— start of Data for this exercise —

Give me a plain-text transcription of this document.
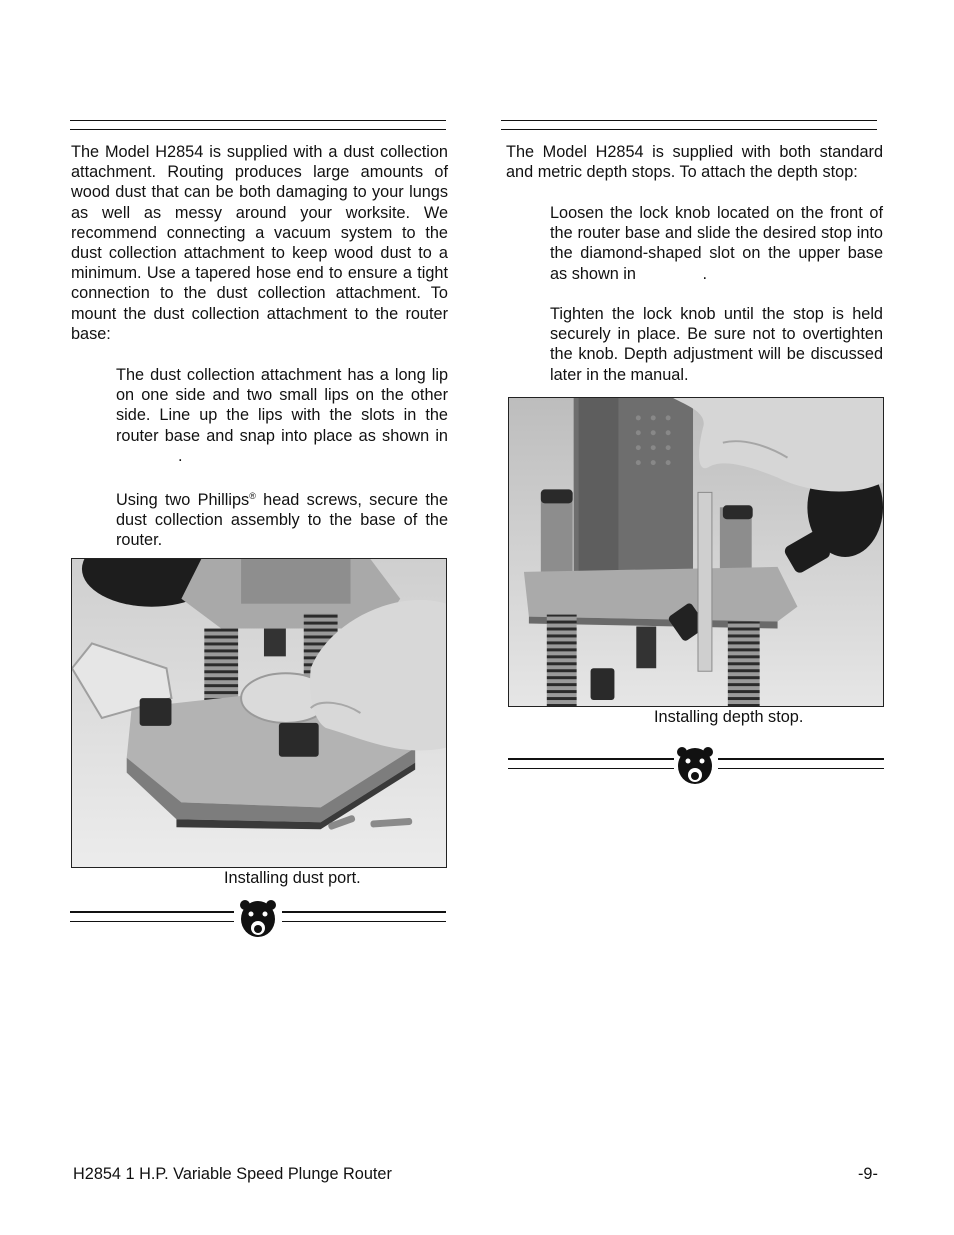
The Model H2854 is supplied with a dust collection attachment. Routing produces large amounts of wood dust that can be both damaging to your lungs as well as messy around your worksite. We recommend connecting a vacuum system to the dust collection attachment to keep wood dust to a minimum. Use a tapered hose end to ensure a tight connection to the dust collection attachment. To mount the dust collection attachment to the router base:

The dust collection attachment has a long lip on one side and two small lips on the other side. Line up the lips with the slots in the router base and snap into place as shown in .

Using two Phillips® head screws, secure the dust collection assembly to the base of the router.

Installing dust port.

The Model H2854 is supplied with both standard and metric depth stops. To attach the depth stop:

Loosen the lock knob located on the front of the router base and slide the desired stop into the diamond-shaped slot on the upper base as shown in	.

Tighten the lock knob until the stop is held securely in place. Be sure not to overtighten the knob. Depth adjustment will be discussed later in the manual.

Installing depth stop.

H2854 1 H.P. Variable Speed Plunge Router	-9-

— end of Data for this exercise —
— start of Data for this exercise —

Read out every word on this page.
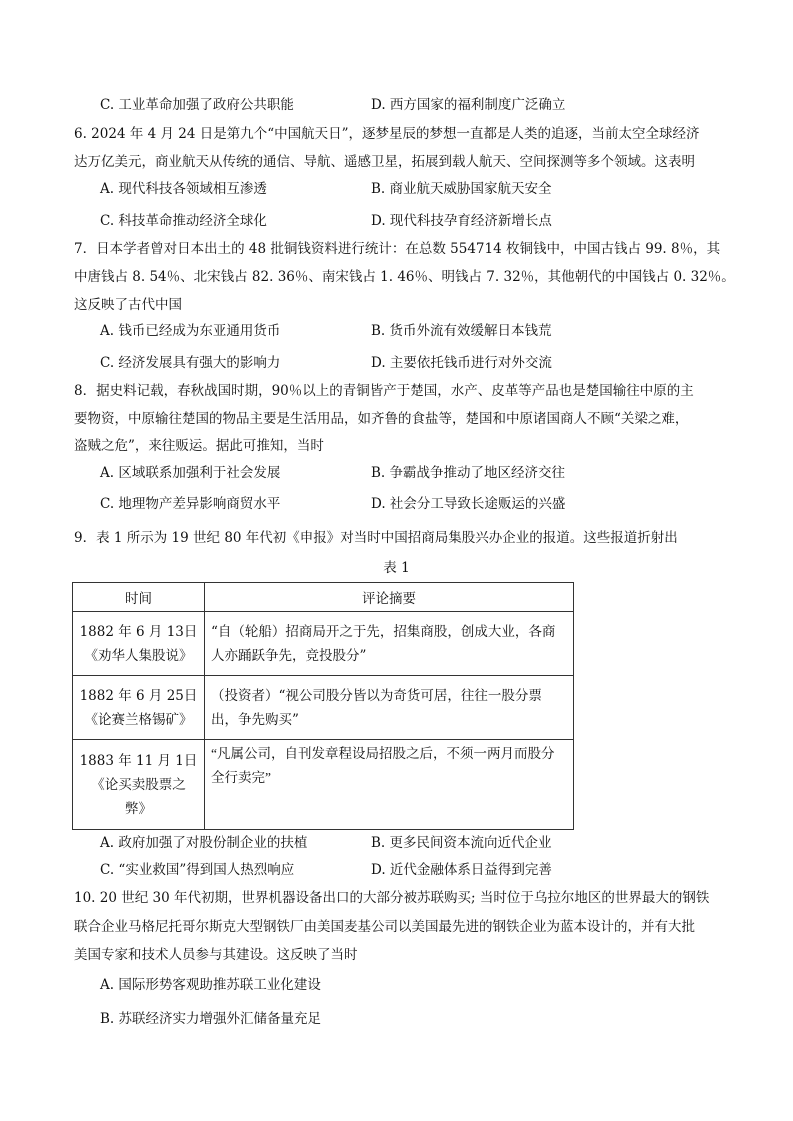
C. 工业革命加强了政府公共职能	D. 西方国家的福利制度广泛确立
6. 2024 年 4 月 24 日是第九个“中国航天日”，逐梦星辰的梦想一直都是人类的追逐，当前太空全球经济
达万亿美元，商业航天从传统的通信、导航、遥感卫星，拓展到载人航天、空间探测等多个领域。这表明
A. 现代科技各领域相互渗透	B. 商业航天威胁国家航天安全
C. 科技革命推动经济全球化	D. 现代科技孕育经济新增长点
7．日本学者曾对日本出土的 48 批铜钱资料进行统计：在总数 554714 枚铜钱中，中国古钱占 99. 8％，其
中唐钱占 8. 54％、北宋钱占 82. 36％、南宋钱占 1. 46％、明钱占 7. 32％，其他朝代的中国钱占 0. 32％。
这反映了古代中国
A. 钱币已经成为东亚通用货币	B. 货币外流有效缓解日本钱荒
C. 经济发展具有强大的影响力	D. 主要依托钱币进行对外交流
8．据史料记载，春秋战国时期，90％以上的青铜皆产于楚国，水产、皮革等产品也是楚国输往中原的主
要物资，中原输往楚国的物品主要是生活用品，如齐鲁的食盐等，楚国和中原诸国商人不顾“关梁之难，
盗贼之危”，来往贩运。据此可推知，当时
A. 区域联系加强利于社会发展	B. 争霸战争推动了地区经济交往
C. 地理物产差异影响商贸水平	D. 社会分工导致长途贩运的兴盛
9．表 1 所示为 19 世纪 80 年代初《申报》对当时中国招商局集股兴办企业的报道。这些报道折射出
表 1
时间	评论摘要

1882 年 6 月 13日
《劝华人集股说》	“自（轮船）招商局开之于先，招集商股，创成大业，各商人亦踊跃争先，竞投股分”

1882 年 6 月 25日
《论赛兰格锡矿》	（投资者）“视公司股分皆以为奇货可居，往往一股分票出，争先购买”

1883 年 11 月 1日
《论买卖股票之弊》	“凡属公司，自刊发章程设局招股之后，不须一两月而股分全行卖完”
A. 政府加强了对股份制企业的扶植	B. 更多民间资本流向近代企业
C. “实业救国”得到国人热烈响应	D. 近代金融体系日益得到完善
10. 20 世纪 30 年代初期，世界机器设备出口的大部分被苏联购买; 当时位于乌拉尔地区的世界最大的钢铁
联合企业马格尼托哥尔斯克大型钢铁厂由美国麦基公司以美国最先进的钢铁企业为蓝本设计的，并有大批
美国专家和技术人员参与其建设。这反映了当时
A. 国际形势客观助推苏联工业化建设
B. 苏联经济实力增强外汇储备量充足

— end of Data for this exercise —

What the task requires
Locate the word "knob" in the entries, and copy every line where it is found.

Solved exercise
Loosen the lock knob located on the front of the router base and slide the desired stop into the diamond-shaped slot on the upper base as shown in	.
Tighten the lock knob until the stop is held securely in place. Be sure not to overtighten the knob. Depth adjustment will be discussed later in the manual.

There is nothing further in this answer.